• [Task statement]:
Show each line from the listing that includes the word "image".

• [Data listing]:
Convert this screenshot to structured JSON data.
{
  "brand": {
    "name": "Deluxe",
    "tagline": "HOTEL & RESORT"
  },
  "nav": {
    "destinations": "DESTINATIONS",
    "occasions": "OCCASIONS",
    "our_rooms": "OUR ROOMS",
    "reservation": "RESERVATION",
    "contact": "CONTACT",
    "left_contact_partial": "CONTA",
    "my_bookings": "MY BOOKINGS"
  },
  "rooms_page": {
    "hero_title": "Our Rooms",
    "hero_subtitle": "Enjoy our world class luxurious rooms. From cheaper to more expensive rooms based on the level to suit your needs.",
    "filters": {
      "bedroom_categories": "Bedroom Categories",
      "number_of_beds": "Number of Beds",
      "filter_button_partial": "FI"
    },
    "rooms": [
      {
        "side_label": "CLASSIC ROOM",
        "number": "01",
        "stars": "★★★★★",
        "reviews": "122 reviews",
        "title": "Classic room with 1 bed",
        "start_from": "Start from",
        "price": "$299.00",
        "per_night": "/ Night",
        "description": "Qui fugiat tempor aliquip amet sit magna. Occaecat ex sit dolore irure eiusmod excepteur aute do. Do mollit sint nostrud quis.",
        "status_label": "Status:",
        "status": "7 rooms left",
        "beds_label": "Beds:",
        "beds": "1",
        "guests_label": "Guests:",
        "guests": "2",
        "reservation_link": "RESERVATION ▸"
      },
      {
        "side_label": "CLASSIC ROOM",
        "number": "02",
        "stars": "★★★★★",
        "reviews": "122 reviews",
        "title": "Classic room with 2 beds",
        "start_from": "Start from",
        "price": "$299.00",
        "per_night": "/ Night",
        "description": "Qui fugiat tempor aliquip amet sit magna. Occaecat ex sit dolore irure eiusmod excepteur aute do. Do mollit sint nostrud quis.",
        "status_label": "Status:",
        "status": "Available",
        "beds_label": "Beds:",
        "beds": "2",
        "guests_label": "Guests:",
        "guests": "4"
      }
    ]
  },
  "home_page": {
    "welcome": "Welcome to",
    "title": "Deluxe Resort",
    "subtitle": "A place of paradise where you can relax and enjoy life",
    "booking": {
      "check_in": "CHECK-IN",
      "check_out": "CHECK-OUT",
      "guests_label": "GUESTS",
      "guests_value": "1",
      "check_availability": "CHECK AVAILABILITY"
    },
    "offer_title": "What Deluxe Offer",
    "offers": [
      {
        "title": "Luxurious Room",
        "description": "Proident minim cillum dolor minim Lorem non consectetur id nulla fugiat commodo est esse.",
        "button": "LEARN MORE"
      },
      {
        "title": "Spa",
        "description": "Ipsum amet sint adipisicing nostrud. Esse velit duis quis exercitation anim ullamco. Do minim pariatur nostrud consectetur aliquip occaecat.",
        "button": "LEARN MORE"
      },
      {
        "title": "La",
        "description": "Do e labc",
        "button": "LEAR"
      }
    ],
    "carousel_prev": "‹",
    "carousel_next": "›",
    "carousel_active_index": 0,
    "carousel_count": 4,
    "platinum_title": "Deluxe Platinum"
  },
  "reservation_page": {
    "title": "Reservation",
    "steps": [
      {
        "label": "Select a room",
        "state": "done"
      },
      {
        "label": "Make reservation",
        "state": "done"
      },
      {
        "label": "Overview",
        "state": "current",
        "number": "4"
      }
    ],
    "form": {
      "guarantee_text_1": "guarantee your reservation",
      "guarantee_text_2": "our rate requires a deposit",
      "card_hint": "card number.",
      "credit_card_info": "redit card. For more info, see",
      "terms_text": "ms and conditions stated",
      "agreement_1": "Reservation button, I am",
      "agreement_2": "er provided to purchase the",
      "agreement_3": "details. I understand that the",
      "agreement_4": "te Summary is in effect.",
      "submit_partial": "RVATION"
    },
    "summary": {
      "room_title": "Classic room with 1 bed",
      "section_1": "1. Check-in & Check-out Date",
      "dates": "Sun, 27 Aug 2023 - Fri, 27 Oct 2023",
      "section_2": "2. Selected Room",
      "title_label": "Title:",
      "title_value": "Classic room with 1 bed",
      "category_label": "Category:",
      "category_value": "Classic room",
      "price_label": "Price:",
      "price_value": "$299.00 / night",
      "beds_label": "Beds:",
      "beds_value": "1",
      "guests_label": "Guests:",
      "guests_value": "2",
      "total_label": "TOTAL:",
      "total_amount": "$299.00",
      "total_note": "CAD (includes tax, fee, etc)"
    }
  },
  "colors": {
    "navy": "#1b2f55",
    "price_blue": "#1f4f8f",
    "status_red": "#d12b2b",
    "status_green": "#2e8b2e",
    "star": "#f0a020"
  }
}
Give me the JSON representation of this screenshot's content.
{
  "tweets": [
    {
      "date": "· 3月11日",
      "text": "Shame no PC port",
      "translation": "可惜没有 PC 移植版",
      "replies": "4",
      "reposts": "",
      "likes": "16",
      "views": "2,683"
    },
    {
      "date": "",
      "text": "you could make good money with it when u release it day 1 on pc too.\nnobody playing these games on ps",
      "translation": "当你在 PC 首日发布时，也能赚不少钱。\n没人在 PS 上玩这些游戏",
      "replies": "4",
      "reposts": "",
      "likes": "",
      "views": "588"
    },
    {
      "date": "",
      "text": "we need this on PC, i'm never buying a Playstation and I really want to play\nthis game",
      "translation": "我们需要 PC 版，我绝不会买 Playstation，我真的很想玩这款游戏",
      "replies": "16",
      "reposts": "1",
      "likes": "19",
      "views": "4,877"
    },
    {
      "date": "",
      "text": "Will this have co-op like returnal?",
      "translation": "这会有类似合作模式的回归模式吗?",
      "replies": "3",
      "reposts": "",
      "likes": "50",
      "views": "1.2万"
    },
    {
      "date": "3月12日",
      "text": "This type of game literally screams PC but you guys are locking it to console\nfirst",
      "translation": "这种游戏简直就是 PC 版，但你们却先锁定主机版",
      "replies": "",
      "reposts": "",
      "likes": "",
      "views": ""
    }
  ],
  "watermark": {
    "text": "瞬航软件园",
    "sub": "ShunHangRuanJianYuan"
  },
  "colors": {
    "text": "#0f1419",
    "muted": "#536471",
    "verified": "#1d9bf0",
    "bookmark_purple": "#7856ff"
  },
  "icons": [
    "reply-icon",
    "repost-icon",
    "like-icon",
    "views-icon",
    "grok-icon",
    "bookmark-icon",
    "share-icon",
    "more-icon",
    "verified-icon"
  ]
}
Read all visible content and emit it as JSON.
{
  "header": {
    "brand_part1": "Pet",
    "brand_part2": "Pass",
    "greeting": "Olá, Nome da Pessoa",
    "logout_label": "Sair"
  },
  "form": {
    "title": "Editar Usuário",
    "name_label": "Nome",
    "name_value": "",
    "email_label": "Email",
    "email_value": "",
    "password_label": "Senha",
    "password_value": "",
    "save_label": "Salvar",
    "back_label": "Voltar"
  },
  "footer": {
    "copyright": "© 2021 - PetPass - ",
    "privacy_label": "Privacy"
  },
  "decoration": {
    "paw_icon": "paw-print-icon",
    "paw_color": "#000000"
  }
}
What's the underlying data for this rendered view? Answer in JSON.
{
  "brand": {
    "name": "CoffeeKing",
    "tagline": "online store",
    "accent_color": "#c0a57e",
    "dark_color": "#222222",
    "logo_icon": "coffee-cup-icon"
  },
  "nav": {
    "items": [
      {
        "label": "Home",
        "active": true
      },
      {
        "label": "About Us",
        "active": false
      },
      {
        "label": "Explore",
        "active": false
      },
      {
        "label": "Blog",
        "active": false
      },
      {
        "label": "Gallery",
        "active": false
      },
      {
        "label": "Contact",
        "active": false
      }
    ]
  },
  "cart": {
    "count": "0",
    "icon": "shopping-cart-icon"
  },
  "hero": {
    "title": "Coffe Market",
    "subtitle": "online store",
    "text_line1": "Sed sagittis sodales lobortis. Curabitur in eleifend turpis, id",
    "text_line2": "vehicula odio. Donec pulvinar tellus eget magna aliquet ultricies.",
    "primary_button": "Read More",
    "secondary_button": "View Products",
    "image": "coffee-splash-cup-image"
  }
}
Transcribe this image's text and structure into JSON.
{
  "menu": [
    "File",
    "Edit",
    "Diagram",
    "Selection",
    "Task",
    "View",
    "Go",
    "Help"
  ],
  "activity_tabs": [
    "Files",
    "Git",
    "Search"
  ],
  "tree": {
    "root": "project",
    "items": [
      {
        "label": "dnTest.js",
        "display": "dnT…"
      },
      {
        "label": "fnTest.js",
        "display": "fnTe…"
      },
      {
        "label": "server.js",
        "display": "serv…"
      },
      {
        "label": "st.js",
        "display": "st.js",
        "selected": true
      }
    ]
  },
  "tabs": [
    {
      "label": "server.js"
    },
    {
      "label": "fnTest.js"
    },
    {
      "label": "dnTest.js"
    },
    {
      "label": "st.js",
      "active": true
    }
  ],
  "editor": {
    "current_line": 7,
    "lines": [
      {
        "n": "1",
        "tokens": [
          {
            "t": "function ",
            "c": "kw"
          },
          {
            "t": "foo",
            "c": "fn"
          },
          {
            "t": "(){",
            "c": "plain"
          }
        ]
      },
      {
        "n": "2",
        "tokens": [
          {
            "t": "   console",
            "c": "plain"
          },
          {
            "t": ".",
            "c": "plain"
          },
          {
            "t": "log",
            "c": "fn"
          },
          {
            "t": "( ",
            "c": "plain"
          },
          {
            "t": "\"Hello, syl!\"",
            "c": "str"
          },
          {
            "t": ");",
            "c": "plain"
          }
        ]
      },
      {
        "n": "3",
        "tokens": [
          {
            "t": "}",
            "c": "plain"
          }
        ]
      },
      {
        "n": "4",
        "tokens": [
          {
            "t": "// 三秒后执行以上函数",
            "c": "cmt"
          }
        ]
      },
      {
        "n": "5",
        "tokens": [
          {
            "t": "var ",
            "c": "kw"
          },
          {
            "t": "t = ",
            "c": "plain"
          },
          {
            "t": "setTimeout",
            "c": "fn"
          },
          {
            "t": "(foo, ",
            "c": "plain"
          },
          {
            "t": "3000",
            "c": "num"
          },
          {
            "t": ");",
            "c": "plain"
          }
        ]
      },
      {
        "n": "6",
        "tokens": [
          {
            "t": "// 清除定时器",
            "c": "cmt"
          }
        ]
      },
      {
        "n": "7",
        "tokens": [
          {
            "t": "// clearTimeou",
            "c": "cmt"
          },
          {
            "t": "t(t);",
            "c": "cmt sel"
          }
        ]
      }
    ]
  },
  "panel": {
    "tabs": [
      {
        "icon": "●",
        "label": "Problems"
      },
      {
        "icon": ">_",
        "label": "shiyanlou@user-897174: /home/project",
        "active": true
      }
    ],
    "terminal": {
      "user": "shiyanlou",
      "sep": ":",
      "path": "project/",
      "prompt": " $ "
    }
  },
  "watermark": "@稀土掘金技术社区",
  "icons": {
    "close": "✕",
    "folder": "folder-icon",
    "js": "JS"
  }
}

• [Exercise response]:
    "image": "coffee-splash-cup-image"
Transcribe this image's text and structure into JSON.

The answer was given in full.